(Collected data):
━━━━━━

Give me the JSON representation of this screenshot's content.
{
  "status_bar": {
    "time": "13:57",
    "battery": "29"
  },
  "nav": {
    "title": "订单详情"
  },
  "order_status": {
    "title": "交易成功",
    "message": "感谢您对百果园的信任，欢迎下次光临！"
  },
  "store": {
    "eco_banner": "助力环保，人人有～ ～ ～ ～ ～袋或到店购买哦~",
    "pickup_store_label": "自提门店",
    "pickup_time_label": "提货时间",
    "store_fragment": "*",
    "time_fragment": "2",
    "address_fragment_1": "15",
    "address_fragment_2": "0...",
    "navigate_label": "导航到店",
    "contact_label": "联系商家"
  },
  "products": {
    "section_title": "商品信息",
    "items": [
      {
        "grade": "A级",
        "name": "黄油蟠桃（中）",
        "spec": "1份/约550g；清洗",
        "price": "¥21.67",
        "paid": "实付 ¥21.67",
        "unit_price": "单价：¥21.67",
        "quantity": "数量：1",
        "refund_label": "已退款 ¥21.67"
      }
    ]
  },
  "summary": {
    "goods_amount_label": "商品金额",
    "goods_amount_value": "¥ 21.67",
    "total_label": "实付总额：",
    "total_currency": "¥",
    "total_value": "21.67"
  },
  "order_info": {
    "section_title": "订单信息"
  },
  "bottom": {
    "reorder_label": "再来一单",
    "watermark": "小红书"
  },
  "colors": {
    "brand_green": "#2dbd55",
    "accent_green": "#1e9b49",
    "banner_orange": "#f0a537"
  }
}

━━━━━━

(Problem to work on): Your task is to quote all of the data word for word.

(Correct output):
Give me the JSON representation of this screenshot's content.
{
  "status_bar": {
    "time": "13:57",
    "battery": "29"
  },
  "nav": {
    "title": "订单详情"
  },
  "order_status": {
    "title": "交易成功",
    "message": "感谢您对百果园的信任，欢迎下次光临！"
  },
  "store": {
    "eco_banner": "助力环保，人人有～ ～ ～ ～ ～袋或到店购买哦~",
    "pickup_store_label": "自提门店",
    "pickup_time_label": "提货时间",
    "store_fragment": "*",
    "time_fragment": "2",
    "address_fragment_1": "15",
    "address_fragment_2": "0...",
    "navigate_label": "导航到店",
    "contact_label": "联系商家"
  },
  "products": {
    "section_title": "商品信息",
    "items": [
      {
        "grade": "A级",
        "name": "黄油蟠桃（中）",
        "spec": "1份/约550g；清洗",
        "price": "¥21.67",
        "paid": "实付 ¥21.67",
        "unit_price": "单价：¥21.67",
        "quantity": "数量：1",
        "refund_label": "已退款 ¥21.67"
      }
    ]
  },
  "summary": {
    "goods_amount_label": "商品金额",
    "goods_amount_value": "¥ 21.67",
    "total_label": "实付总额：",
    "total_currency": "¥",
    "total_value": "21.67"
  },
  "order_info": {
    "section_title": "订单信息"
  },
  "bottom": {
    "reorder_label": "再来一单",
    "watermark": "小红书"
  },
  "colors": {
    "brand_green": "#2dbd55",
    "accent_green": "#1e9b49",
    "banner_orange": "#f0a537"
  }
}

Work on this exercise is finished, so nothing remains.